■ Stated exercise 1 ■
In the records, swap "table-cell-value" for "table-value" in the part that opens with the line containing "tick-mark [361,331,368,334]" and closes with the line containing "tick-mark [1740,649,1747,652]". Return only those lines, with everything else left unchanged.
-- START OF Given passage --
They’re not exactly preaching peace and tolerance.
Texan televangelist John Hagee called same-sex marriage supporters “counterfeit Christians.” A pastor in Tampa, Florida refused to perform a funeral service when he learned the deceased man had been gay, because that would have been “blasphemous.” And Pastor Steve Washburn of First Baptist Pflugerville, Texas, is warning that pastors will be imprisoned for speaking out in favor of same-sex marriage. And that was just this week.
Certain church leaders certainly seem to be re-prioritizing Jesus’ to-do list. They’ve decided to ignore the Bible’s minor points, like turn the other cheek and that whole Golden Rule thing. Also, they’re not going to worry so much about the poor. These shepherds, instead, demonstrate their love for Jesus Christ by hating on homosexuality. They instruct their flock by broadcasting messages of homophobia—literally—on church signs and marquees. Here are some of the worst church signs preaching against brotherly love.
1. Ménage a trois with God. This sign, which was placed in front of the Devon Park United Methodist Church polling site in Wilmington, North Carolina, may go down in history for being the first, and probably only, religious sign to push a threesome as an alternative to same-sex marriage. The sign’s message is so urgent, no time or plastic could be spared for punctuation: “A true marriage male and female and god.” The takeaway? Marriage exists between one man and one woman and the omnipresent voyeur known as god.
2. God good, gays bad! In this sign, on display at the Santa Clara Jesus Is Lord Baptist Church in California, the beauty is in its simplicity: “God is good/Gays are bad/vote Yes on Prop Eight.” If only all get-out-the-vote initiatives were this straightforward and Manichean, voting rates would go through the roof. Prop 8, the statewide ballot proposition in California to ban same-sex marriage, brought together churches, synagogues, Mormons, Catholics, evangelicals and Orthodox Jews, who were able to put aside their religious differences and come together in a beautiful interfaith collaborative effort to strip people of their civil rights. Because, at the end of the day, we may call him different names, but we all believe in the same god, who happens to be very homophobic.
-- END OF Given passage --
-- START OF Extracted data --
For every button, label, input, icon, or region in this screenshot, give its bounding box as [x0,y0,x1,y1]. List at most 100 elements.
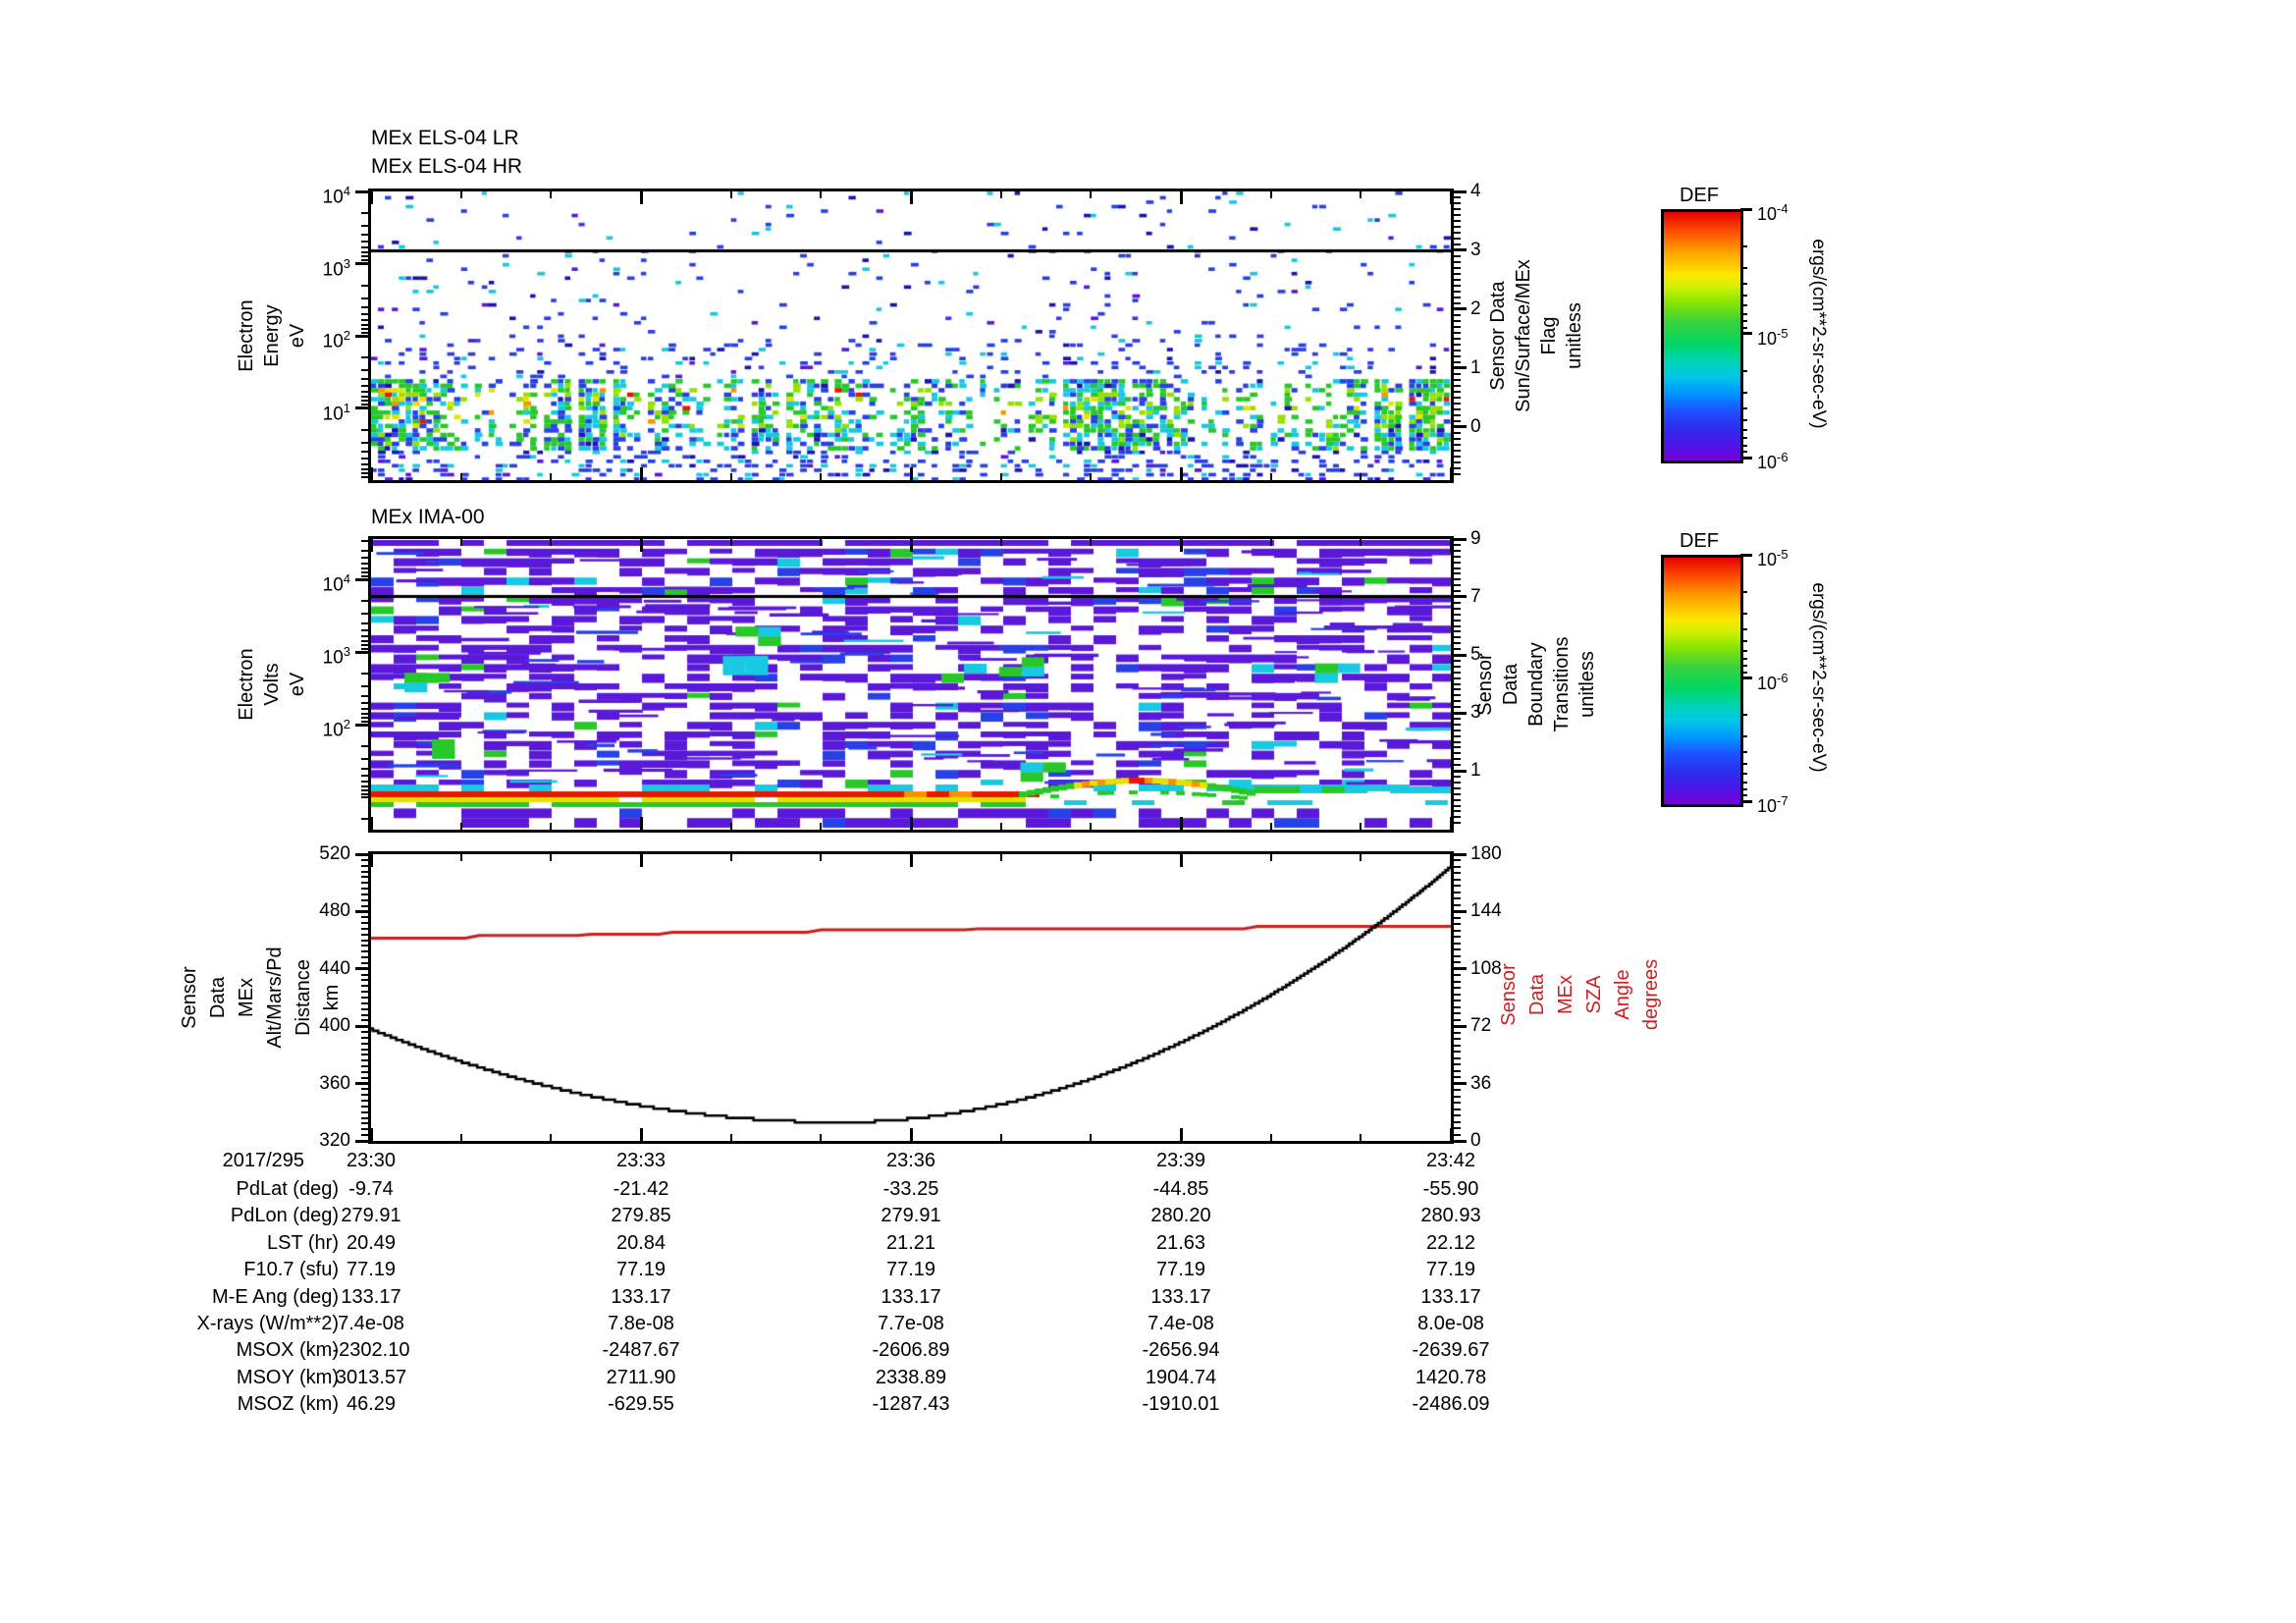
tick-mark [361,331,368,334]
table-row-label: LST (hr) [267,1231,339,1254]
tick-mark [361,406,368,409]
tick-mark [1454,648,1461,651]
tick-mark [459,473,462,480]
tick-mark [1454,636,1461,639]
tick-mark [361,876,368,879]
tick-mark [1454,993,1461,996]
tick-mark [361,385,368,388]
right-tick-label: 72 [1470,1015,1492,1037]
table-cell-value: -629.55 [608,1393,674,1416]
tick-mark [550,473,553,480]
y-tick-label: 102 [322,328,350,352]
tick-mark [1454,816,1461,819]
right-tick-label: 9 [1470,528,1481,549]
tick-mark [820,854,823,861]
tick-mark [1454,425,1461,428]
tick-mark [459,854,462,861]
colorbar-tick-label: 10-7 [1757,793,1789,816]
tick-mark [1454,313,1461,316]
tick-mark [1454,676,1461,679]
table-cell-value: -1910.01 [1142,1393,1220,1416]
y-tick-label: 480 [319,900,350,922]
tick-mark [361,933,368,936]
tick-mark [1740,649,1747,652]
tick-mark [550,854,553,861]
table-cell-value: 77.19 [346,1259,397,1281]
tick-mark [459,191,462,198]
colorbar-tick-label: 10-4 [1757,201,1789,224]
tick-mark [361,712,368,715]
right-tick-label: 36 [1470,1072,1492,1094]
tick-mark [361,707,368,710]
table-cell-value: 7.7e-08 [878,1313,944,1334]
els-panel-title: MEx ELS-04 LR MEx ELS-04 HR [371,127,523,178]
tick-mark [1454,219,1461,222]
tick-mark [361,318,368,321]
tick-mark [1360,539,1362,546]
tick-mark [1090,473,1093,480]
tick-mark [361,1134,368,1137]
tick-mark [1454,936,1461,939]
tick-mark [1740,456,1752,460]
tick-mark [1269,823,1272,830]
tick-mark [1454,688,1461,691]
table-cell-value: 2711.90 [606,1366,676,1388]
tick-mark [361,745,368,748]
tick-mark [1454,331,1461,334]
tick-mark [361,567,368,569]
tick-mark [1454,1095,1461,1098]
tick-mark [361,1042,368,1045]
tick-mark [361,1088,368,1091]
tick-mark [1454,572,1461,575]
colorbar-tick-label: 10-5 [1757,547,1789,569]
tick-mark [361,335,368,337]
tick-mark [1180,467,1183,480]
tick-mark [1454,590,1461,593]
tick-mark [1454,1044,1461,1047]
els-spectrogram-canvas [371,191,1451,480]
tick-mark [1454,878,1461,881]
tick-mark [1454,248,1461,251]
table-cell-value: -44.85 [1152,1178,1209,1200]
table-row-label: MSOY (km) [236,1366,339,1388]
tick-mark [361,1065,368,1068]
tick-mark [1180,1128,1183,1141]
tick-mark [1454,555,1461,558]
tick-mark [910,191,913,204]
tick-mark [910,539,913,552]
tick-mark [1450,854,1453,867]
tick-mark [361,939,368,942]
tick-mark [1454,278,1461,281]
y-tick-label: 103 [322,644,350,669]
tick-mark [361,979,368,982]
tick-mark [1454,923,1461,926]
tick-mark [361,262,368,265]
table-cell-value: -2302.10 [332,1339,410,1362]
tick-mark [1180,191,1183,204]
tick-mark [361,685,368,688]
table-row-label: MSOX (km) [236,1339,339,1362]
y-tick-label: 103 [322,255,350,280]
tick-mark [1454,746,1461,749]
colorbar-tick-label: 10-6 [1757,450,1789,472]
tick-mark [361,628,368,631]
tick-mark [361,991,368,994]
tick-mark [361,1076,368,1079]
ima-panel-title: MEx IMA-00 [371,506,485,528]
right-tick-label: 1 [1470,356,1481,378]
tick-mark [361,634,368,637]
tick-mark [1454,343,1461,346]
tick-mark [999,191,1002,198]
table-cell-value: 7.4e-08 [338,1313,404,1334]
tick-mark [370,539,373,552]
y-tick-label: 101 [322,400,350,424]
tick-mark [640,817,643,830]
tick-mark [361,622,368,624]
tick-mark [1180,854,1183,867]
tick-mark [1269,191,1272,198]
tick-mark [1740,418,1747,421]
tick-mark [361,241,368,243]
tick-mark [910,854,913,867]
tick-mark [1454,852,1467,856]
tick-mark [1454,740,1461,743]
-- END OF Extracted data --
■ Stated exercise 2 ■
According to the passage on church signs, which church displayed the sign reading "God is good/Gays are bad/vote Yes on Prop Eight"?

■ Written solution 1 ■
tick-mark [361,331,368,334]
table-row-label: LST (hr) [267,1231,339,1254]
tick-mark [361,406,368,409]
tick-mark [1454,648,1461,651]
tick-mark [459,473,462,480]
tick-mark [1454,636,1461,639]
tick-mark [361,876,368,879]
tick-mark [1454,993,1461,996]
tick-mark [361,385,368,388]
right-tick-label: 72 [1470,1015,1492,1037]
table-value: -629.55 [608,1393,674,1416]
tick-mark [550,473,553,480]
y-tick-label: 102 [322,328,350,352]
tick-mark [1454,816,1461,819]
right-tick-label: 9 [1470,528,1481,549]
tick-mark [820,854,823,861]
tick-mark [1454,425,1461,428]
tick-mark [459,854,462,861]
colorbar-tick-label: 10-7 [1757,793,1789,816]
tick-mark [1454,313,1461,316]
tick-mark [1454,676,1461,679]
table-value: -1910.01 [1142,1393,1220,1416]
y-tick-label: 480 [319,900,350,922]
tick-mark [361,933,368,936]
tick-mark [1740,649,1747,652]

■ Written solution 2 ■
The Santa Clara Jesus Is Lord Baptist Church in California.